*PROBLEM STATEMENT*. Copy every line of the records that includes the word "memory".
--------------------
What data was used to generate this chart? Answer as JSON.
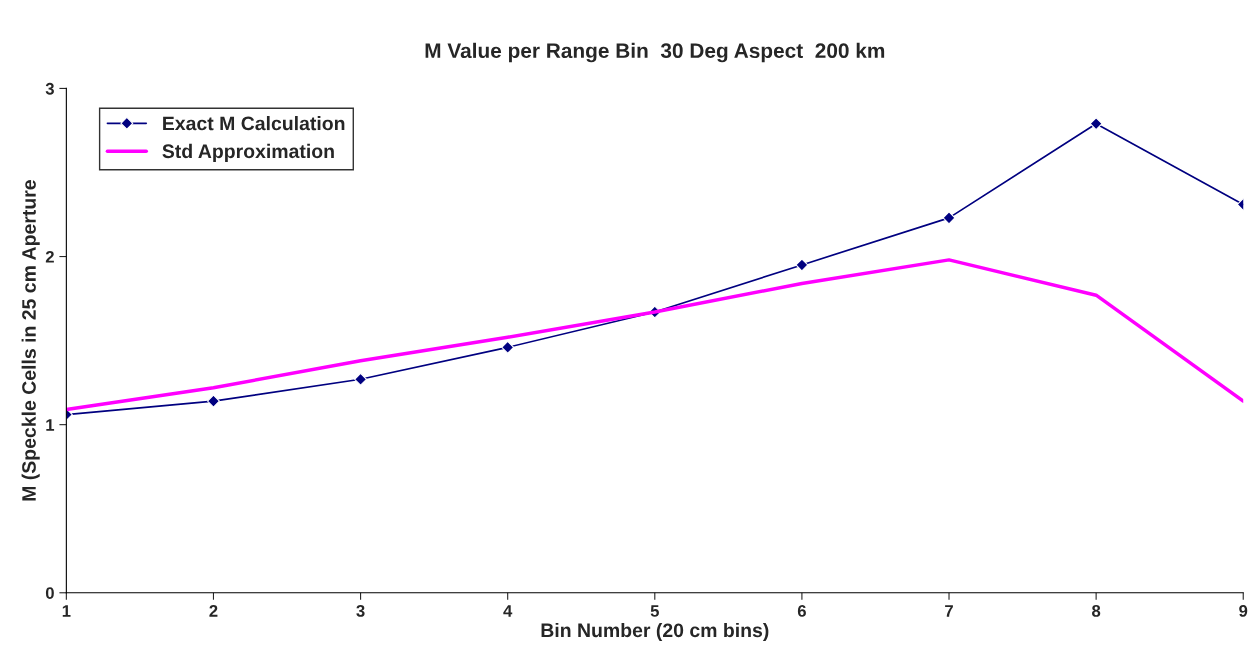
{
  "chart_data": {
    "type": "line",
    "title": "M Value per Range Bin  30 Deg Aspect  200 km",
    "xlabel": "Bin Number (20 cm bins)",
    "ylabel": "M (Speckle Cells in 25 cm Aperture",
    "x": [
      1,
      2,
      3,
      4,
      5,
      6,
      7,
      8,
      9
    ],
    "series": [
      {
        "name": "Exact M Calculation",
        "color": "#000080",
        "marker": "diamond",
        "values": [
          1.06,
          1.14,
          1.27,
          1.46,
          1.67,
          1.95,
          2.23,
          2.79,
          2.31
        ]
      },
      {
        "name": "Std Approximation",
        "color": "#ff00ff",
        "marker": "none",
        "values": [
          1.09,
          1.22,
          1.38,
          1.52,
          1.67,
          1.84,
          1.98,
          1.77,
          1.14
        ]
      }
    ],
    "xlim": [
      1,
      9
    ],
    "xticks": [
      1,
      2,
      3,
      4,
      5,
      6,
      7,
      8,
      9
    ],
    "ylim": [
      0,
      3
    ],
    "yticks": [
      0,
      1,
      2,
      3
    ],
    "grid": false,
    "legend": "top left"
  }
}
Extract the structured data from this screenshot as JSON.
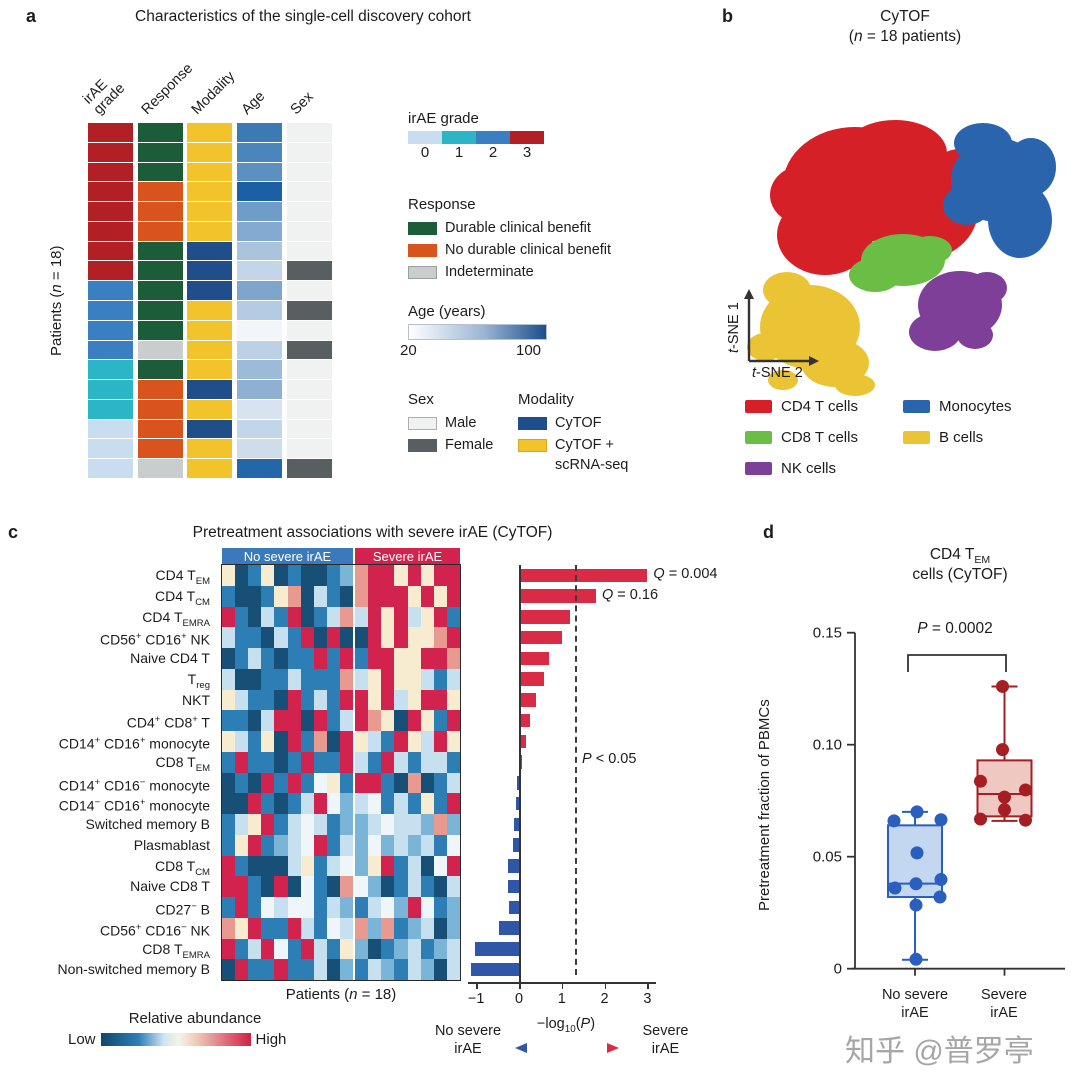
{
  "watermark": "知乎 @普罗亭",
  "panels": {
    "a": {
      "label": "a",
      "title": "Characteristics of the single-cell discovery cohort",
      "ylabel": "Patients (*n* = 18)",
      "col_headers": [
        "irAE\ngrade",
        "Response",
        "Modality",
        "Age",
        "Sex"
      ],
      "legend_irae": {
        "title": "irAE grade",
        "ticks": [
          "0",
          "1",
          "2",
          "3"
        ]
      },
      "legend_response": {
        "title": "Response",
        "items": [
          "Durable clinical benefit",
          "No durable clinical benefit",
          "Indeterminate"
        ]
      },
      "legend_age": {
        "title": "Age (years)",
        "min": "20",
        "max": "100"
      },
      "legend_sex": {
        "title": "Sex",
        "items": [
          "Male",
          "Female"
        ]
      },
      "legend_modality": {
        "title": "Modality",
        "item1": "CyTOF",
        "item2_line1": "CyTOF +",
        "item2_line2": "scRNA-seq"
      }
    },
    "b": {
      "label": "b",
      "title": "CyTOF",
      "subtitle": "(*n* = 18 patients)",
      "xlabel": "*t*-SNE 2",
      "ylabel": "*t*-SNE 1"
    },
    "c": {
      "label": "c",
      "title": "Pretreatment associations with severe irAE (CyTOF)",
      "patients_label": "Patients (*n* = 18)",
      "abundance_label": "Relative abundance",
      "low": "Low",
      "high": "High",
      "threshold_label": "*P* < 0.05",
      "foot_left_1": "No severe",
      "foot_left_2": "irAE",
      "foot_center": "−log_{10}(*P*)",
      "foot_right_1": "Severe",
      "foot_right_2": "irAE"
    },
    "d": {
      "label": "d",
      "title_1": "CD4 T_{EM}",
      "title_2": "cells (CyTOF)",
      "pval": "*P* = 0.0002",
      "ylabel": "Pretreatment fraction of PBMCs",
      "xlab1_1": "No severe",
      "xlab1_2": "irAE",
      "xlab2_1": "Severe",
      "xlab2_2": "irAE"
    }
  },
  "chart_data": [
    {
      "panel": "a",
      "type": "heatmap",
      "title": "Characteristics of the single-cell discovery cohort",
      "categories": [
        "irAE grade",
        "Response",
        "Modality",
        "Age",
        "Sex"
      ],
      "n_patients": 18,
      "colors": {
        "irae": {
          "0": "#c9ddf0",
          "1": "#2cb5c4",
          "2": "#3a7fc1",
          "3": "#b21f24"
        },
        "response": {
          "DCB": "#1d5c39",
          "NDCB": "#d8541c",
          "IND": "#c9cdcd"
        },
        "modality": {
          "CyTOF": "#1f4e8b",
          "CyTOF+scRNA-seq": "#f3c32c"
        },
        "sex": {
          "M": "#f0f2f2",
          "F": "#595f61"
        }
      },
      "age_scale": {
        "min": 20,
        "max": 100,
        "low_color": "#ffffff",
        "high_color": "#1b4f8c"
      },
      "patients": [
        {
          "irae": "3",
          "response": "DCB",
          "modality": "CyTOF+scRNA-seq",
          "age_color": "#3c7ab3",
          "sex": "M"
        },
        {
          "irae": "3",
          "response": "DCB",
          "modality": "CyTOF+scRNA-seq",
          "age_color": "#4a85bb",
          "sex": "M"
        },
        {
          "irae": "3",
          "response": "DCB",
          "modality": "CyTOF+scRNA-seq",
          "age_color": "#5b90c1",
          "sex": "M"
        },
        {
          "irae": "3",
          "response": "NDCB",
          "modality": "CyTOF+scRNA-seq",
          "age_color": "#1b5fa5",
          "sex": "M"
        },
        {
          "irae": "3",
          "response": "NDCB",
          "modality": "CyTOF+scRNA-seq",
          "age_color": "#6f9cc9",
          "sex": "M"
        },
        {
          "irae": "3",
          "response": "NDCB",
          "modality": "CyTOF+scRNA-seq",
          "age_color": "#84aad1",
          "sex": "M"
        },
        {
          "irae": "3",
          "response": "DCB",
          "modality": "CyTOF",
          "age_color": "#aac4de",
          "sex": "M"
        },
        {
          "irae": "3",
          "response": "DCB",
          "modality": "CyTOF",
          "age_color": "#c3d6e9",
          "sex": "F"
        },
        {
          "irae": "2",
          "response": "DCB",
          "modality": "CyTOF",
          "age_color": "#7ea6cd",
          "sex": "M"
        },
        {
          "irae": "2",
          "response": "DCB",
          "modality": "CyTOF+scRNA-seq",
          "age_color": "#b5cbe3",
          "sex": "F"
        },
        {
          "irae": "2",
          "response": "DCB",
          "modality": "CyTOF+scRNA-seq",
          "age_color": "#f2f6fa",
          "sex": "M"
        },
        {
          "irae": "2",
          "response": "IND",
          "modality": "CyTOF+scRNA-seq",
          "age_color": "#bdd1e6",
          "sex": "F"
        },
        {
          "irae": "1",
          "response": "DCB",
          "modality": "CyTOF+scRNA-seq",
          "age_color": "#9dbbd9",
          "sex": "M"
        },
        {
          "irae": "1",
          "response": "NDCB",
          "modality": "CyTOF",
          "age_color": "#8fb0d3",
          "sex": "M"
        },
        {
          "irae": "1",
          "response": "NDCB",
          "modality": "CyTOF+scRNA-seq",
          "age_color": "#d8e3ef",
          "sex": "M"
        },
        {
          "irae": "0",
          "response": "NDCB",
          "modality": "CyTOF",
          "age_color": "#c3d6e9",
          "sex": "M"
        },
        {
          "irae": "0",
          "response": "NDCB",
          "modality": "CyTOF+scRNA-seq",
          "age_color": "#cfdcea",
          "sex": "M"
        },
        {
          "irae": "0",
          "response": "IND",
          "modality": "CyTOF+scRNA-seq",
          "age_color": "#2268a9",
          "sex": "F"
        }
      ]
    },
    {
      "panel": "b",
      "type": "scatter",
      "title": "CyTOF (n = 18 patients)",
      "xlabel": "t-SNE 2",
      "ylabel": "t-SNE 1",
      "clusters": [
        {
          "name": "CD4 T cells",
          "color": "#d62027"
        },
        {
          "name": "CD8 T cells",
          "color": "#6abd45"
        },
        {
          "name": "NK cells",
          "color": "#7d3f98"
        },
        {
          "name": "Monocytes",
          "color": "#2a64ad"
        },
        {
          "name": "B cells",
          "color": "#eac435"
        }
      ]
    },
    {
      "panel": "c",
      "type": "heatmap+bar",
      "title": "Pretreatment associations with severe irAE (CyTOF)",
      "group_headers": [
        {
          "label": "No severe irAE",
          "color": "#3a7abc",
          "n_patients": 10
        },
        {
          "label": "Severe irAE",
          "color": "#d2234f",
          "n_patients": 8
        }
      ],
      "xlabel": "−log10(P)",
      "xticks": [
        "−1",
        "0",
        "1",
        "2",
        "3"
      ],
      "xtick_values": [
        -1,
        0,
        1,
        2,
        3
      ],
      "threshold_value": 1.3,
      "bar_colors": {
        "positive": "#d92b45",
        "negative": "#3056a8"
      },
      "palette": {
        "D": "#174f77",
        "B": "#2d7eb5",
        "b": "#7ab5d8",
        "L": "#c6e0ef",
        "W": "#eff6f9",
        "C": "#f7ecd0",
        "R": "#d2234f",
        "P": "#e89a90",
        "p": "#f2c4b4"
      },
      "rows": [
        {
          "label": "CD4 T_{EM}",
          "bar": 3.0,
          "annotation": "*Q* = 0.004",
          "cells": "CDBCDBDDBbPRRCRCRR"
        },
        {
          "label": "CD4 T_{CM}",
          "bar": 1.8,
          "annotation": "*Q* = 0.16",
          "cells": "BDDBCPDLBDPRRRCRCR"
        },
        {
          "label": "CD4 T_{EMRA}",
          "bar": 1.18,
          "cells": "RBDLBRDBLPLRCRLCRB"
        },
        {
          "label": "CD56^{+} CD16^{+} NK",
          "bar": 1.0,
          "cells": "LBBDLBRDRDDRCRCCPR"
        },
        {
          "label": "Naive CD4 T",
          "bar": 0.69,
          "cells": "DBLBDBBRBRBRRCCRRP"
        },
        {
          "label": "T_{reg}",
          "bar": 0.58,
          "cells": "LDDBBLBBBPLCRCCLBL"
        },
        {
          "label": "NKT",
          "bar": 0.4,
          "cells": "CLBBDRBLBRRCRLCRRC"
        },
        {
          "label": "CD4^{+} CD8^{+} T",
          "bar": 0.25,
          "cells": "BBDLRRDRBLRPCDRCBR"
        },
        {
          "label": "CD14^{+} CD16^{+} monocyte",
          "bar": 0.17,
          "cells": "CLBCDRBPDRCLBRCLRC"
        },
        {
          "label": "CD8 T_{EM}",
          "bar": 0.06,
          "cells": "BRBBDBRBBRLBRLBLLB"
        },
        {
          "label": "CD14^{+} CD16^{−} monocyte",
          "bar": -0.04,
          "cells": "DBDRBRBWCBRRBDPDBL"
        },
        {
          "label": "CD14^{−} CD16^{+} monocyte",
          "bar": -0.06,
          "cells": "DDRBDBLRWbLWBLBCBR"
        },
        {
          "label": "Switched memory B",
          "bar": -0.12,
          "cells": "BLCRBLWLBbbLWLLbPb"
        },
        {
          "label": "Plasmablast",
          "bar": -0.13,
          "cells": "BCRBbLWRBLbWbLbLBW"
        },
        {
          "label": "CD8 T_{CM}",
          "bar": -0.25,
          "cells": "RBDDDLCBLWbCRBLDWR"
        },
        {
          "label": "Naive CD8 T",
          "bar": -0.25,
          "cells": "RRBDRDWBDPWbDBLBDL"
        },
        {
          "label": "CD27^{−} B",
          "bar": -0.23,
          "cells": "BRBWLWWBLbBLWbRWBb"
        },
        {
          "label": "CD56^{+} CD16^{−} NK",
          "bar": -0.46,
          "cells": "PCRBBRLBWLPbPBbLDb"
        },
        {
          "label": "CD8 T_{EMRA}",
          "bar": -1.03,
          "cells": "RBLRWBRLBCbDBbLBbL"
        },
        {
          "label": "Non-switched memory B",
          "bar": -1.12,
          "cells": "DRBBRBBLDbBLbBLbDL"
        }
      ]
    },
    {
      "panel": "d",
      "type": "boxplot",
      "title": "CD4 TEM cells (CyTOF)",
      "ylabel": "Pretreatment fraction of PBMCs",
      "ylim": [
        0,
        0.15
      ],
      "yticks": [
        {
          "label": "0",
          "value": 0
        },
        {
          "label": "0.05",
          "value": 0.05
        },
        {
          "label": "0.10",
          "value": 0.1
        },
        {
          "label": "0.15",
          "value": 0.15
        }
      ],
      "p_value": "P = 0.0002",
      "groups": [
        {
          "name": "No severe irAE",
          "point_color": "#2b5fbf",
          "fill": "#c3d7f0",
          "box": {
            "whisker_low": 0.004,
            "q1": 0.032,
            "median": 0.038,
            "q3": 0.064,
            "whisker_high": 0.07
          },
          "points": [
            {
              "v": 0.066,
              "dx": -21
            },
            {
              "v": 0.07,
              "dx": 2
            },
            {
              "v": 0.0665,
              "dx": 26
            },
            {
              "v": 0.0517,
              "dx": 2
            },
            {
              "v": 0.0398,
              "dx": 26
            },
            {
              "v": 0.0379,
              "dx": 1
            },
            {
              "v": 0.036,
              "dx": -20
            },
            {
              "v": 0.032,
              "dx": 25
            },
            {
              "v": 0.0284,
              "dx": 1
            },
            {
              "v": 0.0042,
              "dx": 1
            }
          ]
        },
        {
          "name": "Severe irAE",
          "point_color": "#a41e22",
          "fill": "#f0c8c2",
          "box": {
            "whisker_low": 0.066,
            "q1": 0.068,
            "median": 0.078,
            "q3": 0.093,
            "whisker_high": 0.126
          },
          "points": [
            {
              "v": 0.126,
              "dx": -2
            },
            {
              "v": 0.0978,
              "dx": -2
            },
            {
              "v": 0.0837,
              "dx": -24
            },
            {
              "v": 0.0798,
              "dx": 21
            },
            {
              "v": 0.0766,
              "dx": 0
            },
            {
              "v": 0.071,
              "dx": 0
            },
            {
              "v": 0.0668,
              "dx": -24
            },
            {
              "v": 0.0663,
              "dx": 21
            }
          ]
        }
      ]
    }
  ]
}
--------------------
*EXERCISE SOLUTION*.
          "label": "Switched memory B",
          "label": "Non-switched memory B",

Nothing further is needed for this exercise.